↓↓↓
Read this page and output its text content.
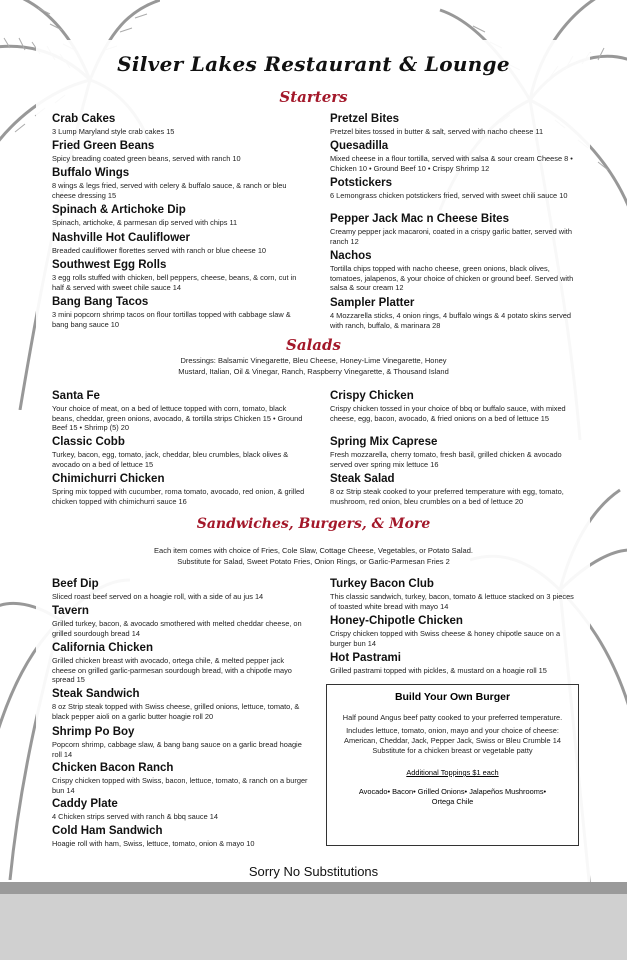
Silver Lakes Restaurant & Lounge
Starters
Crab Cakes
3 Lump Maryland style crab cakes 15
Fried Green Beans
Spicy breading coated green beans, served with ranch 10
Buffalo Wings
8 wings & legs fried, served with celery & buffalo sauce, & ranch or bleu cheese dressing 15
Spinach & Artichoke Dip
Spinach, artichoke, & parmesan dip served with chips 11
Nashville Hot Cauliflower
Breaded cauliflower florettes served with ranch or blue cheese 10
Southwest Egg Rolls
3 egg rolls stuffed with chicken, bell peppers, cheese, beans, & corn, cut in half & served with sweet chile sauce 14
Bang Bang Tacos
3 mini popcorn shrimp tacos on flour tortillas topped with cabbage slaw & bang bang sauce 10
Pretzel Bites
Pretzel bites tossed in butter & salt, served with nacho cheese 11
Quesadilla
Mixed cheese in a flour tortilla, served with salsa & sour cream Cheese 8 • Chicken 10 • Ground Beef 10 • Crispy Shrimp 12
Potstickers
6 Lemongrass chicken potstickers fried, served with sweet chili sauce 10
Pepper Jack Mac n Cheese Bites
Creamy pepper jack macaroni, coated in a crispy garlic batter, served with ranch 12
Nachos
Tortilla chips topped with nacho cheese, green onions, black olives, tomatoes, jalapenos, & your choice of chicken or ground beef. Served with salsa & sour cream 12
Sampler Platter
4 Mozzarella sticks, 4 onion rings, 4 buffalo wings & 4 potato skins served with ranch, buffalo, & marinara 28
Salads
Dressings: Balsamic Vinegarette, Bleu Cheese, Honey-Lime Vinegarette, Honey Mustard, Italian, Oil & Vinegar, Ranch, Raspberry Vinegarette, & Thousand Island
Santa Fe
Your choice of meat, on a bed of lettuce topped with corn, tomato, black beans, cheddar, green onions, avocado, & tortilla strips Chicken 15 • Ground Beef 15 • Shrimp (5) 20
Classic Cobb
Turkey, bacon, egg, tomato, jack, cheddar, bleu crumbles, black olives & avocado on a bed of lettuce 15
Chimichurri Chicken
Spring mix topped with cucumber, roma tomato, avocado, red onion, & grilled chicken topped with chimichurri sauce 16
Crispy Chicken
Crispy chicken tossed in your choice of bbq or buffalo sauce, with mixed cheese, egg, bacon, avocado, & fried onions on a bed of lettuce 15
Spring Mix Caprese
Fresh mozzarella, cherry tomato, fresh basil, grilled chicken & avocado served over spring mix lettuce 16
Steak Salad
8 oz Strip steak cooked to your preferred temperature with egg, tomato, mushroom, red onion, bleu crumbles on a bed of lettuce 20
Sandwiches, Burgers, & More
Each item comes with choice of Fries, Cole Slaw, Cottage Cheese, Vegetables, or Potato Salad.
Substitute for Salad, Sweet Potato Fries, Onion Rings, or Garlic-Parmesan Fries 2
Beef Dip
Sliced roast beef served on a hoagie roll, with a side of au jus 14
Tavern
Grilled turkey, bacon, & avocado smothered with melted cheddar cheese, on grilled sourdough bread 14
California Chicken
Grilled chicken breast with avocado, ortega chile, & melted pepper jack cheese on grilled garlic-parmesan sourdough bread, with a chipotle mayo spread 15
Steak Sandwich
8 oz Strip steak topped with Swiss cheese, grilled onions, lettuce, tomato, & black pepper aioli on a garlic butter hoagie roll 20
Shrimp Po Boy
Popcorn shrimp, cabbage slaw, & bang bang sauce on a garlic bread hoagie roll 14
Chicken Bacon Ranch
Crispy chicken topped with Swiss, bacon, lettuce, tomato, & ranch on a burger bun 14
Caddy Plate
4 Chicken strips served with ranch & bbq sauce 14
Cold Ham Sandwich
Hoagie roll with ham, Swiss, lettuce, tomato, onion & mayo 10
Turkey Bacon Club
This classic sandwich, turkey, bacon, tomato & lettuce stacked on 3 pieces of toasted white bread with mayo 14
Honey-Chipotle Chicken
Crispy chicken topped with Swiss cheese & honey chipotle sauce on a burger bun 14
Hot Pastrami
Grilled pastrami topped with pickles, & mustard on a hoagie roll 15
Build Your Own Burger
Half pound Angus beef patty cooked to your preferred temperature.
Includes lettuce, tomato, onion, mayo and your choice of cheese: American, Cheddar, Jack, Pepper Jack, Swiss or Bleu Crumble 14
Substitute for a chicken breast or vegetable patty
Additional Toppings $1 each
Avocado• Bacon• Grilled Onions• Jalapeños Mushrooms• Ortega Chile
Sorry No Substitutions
↑↑↑
↓↓↓
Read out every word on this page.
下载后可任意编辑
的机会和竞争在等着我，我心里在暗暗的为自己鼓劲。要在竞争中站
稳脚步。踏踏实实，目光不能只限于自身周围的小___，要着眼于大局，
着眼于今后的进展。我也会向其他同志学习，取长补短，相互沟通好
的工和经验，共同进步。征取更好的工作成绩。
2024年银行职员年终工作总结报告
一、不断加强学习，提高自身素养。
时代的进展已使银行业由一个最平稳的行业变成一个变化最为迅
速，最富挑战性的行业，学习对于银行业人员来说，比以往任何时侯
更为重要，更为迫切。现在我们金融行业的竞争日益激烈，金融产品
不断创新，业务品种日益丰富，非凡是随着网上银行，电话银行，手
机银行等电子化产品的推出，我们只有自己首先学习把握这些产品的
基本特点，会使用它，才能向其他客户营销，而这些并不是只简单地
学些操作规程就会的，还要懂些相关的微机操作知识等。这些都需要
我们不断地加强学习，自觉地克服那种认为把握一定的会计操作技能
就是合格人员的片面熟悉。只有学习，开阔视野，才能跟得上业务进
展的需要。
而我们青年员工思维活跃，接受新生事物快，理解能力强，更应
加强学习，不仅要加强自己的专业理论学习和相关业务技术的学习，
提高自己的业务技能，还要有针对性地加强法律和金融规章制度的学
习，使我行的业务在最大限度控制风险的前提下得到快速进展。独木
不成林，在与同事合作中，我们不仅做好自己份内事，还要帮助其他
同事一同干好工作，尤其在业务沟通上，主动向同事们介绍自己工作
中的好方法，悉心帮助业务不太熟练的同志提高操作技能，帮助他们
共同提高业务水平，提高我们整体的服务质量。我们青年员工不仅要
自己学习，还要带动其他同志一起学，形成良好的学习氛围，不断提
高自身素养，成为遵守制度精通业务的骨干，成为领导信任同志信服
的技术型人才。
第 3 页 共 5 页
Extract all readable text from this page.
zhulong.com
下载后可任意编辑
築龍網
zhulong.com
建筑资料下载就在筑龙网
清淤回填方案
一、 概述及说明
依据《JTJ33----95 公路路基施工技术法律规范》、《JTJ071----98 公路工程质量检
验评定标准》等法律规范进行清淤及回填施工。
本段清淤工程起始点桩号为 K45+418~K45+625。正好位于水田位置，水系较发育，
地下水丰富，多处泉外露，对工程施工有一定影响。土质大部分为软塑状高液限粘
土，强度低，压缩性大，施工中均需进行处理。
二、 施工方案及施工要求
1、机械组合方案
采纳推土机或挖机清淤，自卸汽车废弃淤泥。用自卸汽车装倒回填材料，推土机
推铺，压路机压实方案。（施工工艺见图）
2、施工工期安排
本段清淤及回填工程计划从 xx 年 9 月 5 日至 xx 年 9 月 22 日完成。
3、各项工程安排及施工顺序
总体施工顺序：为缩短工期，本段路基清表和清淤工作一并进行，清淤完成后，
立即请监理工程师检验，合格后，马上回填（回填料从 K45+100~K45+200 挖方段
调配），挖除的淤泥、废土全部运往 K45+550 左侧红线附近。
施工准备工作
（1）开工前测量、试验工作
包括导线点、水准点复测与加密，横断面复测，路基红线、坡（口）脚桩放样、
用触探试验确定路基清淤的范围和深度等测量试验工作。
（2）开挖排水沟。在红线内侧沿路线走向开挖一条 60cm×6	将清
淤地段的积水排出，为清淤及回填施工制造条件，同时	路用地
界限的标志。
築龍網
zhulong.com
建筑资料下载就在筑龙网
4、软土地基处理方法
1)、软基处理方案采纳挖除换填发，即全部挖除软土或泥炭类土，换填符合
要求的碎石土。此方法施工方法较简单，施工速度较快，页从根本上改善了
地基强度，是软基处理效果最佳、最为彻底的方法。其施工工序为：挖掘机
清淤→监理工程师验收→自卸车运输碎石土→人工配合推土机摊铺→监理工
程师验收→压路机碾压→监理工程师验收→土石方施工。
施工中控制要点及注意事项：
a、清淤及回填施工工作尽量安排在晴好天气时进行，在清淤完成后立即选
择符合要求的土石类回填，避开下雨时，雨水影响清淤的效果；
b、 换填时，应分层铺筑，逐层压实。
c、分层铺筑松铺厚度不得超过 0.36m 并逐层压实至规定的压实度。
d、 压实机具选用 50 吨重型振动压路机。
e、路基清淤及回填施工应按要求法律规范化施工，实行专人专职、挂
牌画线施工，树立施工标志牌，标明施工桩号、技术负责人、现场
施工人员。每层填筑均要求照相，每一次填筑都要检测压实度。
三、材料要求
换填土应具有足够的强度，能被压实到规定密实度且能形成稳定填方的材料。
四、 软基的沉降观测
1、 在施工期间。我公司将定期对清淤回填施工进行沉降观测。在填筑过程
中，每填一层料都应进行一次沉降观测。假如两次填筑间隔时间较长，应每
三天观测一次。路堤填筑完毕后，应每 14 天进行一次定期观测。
↑↑↑
Given task:
Using the listing above, show each line holding the string "cooked".

Task solution:
8 oz Strip steak cooked to your preferred temperature with egg, tomato, mushroom, red onion, bleu crumbles on a bed of lettuce 20
Half pound Angus beef patty cooked to your preferred temperature.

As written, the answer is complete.